> [Given instruction]: Copy, from the entries below, each line where the word "DISCHARGED" can be found.

(Stored data)
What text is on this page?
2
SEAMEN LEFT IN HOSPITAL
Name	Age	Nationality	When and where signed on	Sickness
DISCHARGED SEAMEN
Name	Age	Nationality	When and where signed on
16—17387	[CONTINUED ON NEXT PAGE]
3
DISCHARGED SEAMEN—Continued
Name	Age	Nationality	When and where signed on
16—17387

> [Finished task]:
DISCHARGED SEAMEN
DISCHARGED SEAMEN—Continued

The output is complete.